§ Extract
Lyft's (LYFT) success in its trading debut Friday may have been just what Uber needed for its initial public offering.
While there may have been some concern that a big Lyft valuation would indicate a meaningful pull of investors' money away from Uber's IPO, one expert said Lyft's $87 per share opening price is great for the bigger ride-hailing company.
The first trade Friday for Lyft stock was $87.24, 21% above the offering price of $72.
"The bigger story with Lyft's IPO and the demand we've seen is ... what it means for the other IPOs to come this year," said Alejandro Ortiz, principal analyst at Sharespost, a provider of liquidity and research to investors in private companies, specifically unicorns. "Uber comes to mind."
"What we're seeing with Lyft is high demand right now -- high demand for these high-growth companies, and that's really the story here," Ortiz said.
Moreover, "Lyft doing well obviously bodes well for Uber. They're ride-sharing giants -- one's focused on the U.S., one's a global company, but investors have shown demand for ride-sharing," he added.

§ Given records
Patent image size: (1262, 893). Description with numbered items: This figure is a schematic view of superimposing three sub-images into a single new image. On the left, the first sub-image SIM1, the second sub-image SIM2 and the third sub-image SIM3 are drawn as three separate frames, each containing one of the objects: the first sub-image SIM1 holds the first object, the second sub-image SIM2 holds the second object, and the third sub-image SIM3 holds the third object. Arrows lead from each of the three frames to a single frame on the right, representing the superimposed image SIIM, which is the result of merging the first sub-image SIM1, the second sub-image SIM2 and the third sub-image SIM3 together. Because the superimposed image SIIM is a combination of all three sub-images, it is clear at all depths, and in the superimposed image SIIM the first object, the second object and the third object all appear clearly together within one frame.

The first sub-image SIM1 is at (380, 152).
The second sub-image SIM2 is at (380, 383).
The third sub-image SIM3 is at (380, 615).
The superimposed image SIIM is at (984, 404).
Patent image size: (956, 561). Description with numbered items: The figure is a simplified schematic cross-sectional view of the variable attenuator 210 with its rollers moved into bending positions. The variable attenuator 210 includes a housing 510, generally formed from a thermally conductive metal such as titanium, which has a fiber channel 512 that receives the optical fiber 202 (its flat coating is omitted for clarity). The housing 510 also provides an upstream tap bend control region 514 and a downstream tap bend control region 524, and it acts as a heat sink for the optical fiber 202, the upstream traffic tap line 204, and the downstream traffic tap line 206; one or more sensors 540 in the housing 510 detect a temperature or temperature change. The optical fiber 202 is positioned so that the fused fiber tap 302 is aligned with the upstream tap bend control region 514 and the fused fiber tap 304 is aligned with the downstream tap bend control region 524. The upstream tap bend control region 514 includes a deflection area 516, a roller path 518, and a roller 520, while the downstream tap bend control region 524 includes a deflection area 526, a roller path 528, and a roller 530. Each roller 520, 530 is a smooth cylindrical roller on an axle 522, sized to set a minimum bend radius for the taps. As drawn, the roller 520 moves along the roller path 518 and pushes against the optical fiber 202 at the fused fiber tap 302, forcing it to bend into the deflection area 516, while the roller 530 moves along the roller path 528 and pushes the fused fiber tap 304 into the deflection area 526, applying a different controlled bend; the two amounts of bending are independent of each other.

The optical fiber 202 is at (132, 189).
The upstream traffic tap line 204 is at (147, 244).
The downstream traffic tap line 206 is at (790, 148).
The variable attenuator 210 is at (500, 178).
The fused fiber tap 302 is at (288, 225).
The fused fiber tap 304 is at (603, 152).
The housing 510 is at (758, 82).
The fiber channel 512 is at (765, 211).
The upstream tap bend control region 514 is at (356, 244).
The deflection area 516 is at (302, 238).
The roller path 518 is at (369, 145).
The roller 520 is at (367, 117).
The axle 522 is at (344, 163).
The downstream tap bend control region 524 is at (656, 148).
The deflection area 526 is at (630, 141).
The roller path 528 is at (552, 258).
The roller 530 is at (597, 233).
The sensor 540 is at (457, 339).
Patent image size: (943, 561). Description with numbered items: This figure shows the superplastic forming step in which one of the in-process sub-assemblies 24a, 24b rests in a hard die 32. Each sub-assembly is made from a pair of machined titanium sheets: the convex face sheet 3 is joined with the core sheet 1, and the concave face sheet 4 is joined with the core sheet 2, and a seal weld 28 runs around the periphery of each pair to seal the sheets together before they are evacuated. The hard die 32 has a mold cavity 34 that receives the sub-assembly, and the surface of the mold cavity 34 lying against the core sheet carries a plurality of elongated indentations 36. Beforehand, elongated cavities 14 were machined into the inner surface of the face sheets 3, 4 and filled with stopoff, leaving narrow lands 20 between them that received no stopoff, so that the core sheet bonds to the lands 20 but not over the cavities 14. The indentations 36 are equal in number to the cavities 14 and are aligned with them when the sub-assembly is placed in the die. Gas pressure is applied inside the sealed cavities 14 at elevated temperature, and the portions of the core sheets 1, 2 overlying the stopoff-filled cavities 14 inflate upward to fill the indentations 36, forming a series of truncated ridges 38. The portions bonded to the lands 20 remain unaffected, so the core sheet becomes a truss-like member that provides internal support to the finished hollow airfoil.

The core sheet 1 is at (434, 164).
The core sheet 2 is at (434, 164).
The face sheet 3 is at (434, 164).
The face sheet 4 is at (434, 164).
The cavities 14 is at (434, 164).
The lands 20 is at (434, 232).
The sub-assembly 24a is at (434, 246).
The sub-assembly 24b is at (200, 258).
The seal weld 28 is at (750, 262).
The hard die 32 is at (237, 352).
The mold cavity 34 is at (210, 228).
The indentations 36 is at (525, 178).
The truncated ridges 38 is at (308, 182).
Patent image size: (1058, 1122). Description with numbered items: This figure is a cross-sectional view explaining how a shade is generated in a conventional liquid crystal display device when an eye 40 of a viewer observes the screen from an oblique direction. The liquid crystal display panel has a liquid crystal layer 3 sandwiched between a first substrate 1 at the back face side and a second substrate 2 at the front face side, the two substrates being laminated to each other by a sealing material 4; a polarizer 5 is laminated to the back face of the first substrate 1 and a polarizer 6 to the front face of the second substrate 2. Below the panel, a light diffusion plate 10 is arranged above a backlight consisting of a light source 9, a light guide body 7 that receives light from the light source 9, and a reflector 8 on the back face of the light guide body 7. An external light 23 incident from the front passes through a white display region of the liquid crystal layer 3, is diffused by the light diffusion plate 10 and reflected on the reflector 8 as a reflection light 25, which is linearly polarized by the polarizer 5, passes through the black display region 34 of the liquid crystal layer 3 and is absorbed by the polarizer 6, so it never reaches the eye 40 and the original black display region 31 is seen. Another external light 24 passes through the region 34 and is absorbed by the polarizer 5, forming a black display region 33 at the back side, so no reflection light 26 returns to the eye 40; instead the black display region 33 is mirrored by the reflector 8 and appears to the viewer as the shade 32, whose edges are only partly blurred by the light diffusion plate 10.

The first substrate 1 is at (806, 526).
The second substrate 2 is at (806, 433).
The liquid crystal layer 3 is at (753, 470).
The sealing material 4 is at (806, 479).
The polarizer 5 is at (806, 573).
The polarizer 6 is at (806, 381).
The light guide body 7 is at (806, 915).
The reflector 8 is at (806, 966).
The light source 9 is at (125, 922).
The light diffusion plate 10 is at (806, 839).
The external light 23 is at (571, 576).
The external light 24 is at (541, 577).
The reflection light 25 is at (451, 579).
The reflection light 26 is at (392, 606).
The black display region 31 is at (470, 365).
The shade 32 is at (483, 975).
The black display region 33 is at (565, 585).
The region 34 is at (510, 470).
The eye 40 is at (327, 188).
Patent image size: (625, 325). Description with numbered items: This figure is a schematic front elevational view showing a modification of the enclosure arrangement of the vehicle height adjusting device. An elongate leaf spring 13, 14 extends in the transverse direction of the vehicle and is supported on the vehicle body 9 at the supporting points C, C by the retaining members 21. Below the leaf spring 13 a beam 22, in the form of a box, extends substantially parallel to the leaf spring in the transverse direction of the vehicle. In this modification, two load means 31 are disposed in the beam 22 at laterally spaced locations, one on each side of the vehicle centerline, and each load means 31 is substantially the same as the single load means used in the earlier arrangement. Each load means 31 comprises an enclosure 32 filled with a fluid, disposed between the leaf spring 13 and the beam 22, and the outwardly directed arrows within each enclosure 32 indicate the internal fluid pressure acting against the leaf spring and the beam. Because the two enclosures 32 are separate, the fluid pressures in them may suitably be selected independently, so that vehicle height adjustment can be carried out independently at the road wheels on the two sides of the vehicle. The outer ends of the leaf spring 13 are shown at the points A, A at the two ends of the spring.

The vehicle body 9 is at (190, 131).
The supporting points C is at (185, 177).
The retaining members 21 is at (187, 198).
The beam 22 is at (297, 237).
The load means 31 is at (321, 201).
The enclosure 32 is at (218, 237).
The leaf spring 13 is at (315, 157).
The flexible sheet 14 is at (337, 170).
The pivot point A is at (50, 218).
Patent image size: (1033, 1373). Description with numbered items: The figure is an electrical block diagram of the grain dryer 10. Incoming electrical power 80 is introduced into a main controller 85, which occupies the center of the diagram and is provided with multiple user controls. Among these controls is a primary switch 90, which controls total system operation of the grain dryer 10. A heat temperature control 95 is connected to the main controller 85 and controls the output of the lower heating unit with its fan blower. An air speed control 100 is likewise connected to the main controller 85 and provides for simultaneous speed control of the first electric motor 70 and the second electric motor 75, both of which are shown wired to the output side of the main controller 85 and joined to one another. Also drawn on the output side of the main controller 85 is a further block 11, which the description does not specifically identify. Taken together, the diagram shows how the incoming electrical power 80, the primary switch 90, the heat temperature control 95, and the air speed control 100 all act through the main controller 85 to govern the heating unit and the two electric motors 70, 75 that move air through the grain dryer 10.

§ Brief 1
Pull from the article on Lyft's trading debut the passage that begins at "Lyft's (LYFT) success" and stops after "bigger ride-hailing company.".
§ Brief 2
In the article on Lyft's trading debut, why does Ortiz say Lyft doing well is good for Uber?

§ Right answer 1
Lyft's (LYFT) success in its trading debut Friday may have been just what Uber needed for its initial public offering.
While there may have been some concern that a big Lyft valuation would indicate a meaningful pull of investors' money away from Uber's IPO, one expert said Lyft's $87 per share opening price is great for the bigger ride-hailing company.

§ Right answer 2
Ortiz says both are ride-sharing giants, one focused on the U.S. and one global, and investors have shown demand for ride-sharing. He adds that there is high demand right now for high-growth companies like these.